Data records:
↓↓↓

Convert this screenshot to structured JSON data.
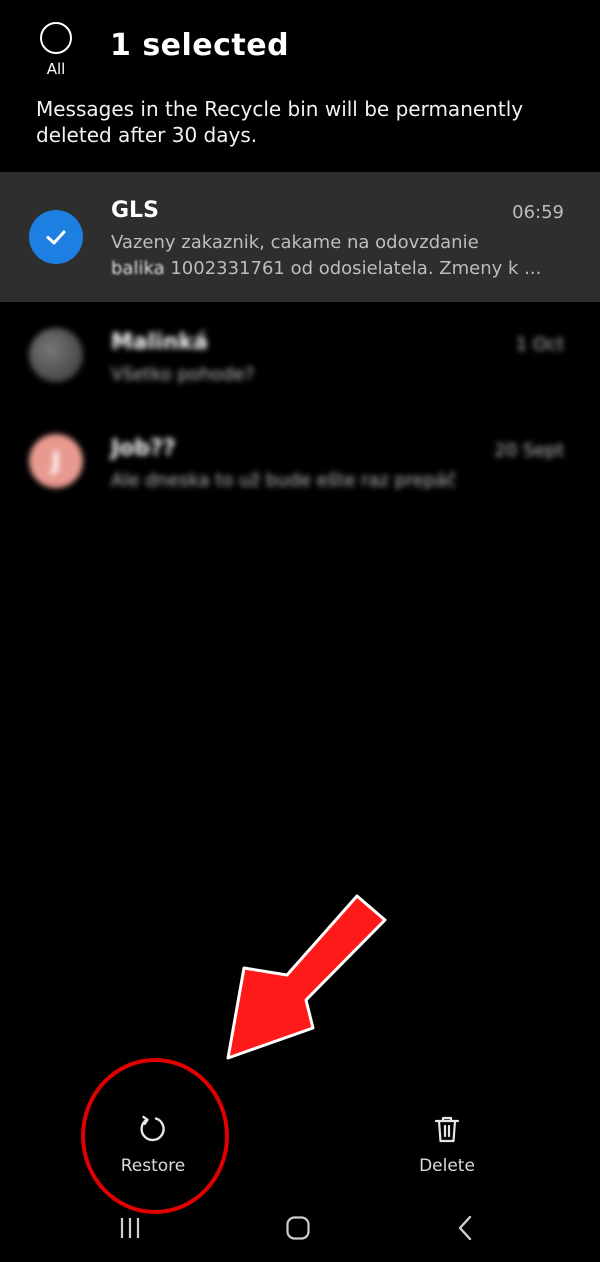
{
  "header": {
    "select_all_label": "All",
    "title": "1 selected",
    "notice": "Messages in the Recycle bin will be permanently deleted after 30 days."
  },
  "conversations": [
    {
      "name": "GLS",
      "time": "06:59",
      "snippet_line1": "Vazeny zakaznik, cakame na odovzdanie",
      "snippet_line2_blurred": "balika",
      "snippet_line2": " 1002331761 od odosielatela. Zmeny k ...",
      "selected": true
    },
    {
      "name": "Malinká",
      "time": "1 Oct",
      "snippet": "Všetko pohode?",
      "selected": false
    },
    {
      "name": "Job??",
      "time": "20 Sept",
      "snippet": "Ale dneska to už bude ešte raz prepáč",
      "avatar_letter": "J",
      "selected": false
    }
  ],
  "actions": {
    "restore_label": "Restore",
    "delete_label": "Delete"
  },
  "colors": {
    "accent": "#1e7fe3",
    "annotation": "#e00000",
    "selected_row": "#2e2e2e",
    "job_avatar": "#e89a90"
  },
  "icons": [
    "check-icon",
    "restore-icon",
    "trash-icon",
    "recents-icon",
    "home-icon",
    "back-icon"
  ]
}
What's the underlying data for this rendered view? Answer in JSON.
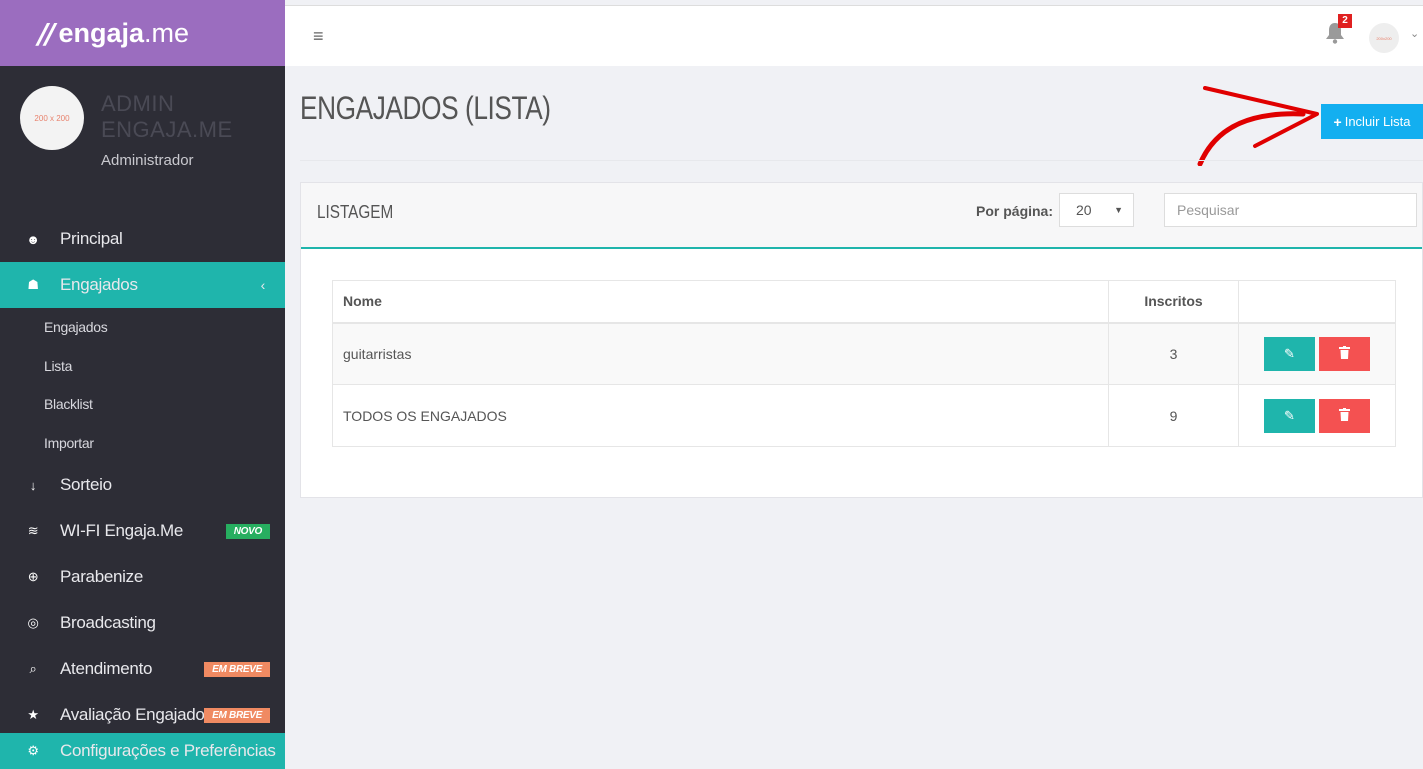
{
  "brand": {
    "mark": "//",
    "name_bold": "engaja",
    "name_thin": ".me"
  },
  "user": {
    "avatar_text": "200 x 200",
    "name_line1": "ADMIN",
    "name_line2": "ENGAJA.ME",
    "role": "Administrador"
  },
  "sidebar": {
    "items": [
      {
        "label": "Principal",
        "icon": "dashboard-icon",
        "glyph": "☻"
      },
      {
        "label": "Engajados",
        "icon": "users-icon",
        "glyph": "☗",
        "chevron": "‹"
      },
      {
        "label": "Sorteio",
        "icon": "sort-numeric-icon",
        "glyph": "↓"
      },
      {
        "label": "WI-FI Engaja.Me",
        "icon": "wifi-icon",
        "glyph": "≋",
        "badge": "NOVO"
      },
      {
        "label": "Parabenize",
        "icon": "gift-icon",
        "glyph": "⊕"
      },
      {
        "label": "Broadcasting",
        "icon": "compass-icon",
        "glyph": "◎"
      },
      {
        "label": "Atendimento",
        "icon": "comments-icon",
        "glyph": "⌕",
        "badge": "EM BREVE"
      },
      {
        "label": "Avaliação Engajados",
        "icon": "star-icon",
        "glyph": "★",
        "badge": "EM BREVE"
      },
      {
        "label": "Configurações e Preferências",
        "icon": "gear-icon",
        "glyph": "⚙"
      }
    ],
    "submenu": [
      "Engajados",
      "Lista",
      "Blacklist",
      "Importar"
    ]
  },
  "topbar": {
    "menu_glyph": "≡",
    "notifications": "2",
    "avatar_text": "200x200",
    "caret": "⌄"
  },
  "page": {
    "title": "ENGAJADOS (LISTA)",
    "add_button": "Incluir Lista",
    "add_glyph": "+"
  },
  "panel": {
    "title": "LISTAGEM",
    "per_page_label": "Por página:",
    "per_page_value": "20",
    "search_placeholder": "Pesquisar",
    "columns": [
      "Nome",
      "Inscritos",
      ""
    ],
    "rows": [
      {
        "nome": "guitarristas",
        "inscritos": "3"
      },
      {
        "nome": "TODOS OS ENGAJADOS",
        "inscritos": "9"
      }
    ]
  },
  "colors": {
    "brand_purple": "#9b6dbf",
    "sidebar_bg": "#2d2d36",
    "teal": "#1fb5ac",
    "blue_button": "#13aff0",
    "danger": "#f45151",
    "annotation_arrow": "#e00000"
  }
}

↑↑↑

▶ **Given exercise**
None of the pictures should appear; repeat the records exactly otherwise.

▶ **The output**
Convert this screenshot to structured JSON data.
{
  "header": {
    "select_all_label": "All",
    "title": "1 selected",
    "notice": "Messages in the Recycle bin will be permanently deleted after 30 days."
  },
  "conversations": [
    {
      "name": "GLS",
      "time": "06:59",
      "snippet_line1": "Vazeny zakaznik, cakame na odovzdanie",
      "snippet_line2_blurred": "balika",
      "snippet_line2": " 1002331761 od odosielatela. Zmeny k ...",
      "selected": true
    },
    {
      "name": "Malinká",
      "time": "1 Oct",
      "snippet": "Všetko pohode?",
      "selected": false
    },
    {
      "name": "Job??",
      "time": "20 Sept",
      "snippet": "Ale dneska to už bude ešte raz prepáč",
      "avatar_letter": "J",
      "selected": false
    }
  ],
  "actions": {
    "restore_label": "Restore",
    "delete_label": "Delete"
  },
  "colors": {
    "accent": "#1e7fe3",
    "annotation": "#e00000",
    "selected_row": "#2e2e2e",
    "job_avatar": "#e89a90"
  },
  "icons": [
    "check-icon",
    "restore-icon",
    "trash-icon",
    "recents-icon",
    "home-icon",
    "back-icon"
  ]
}
What's the underlying data for this rendered view? Answer in JSON.
{
  "brand": {
    "mark": "//",
    "name_bold": "engaja",
    "name_thin": ".me"
  },
  "user": {
    "avatar_text": "200 x 200",
    "name_line1": "ADMIN",
    "name_line2": "ENGAJA.ME",
    "role": "Administrador"
  },
  "sidebar": {
    "items": [
      {
        "label": "Principal",
        "icon": "dashboard-icon",
        "glyph": "☻"
      },
      {
        "label": "Engajados",
        "icon": "users-icon",
        "glyph": "☗",
        "chevron": "‹"
      },
      {
        "label": "Sorteio",
        "icon": "sort-numeric-icon",
        "glyph": "↓"
      },
      {
        "label": "WI-FI Engaja.Me",
        "icon": "wifi-icon",
        "glyph": "≋",
        "badge": "NOVO"
      },
      {
        "label": "Parabenize",
        "icon": "gift-icon",
        "glyph": "⊕"
      },
      {
        "label": "Broadcasting",
        "icon": "compass-icon",
        "glyph": "◎"
      },
      {
        "label": "Atendimento",
        "icon": "comments-icon",
        "glyph": "⌕",
        "badge": "EM BREVE"
      },
      {
        "label": "Avaliação Engajados",
        "icon": "star-icon",
        "glyph": "★",
        "badge": "EM BREVE"
      },
      {
        "label": "Configurações e Preferências",
        "icon": "gear-icon",
        "glyph": "⚙"
      }
    ],
    "submenu": [
      "Engajados",
      "Lista",
      "Blacklist",
      "Importar"
    ]
  },
  "topbar": {
    "menu_glyph": "≡",
    "notifications": "2",
    "avatar_text": "200x200",
    "caret": "⌄"
  },
  "page": {
    "title": "ENGAJADOS (LISTA)",
    "add_button": "Incluir Lista",
    "add_glyph": "+"
  },
  "panel": {
    "title": "LISTAGEM",
    "per_page_label": "Por página:",
    "per_page_value": "20",
    "search_placeholder": "Pesquisar",
    "columns": [
      "Nome",
      "Inscritos",
      ""
    ],
    "rows": [
      {
        "nome": "guitarristas",
        "inscritos": "3"
      },
      {
        "nome": "TODOS OS ENGAJADOS",
        "inscritos": "9"
      }
    ]
  },
  "colors": {
    "brand_purple": "#9b6dbf",
    "sidebar_bg": "#2d2d36",
    "teal": "#1fb5ac",
    "blue_button": "#13aff0",
    "danger": "#f45151",
    "annotation_arrow": "#e00000"
  }
}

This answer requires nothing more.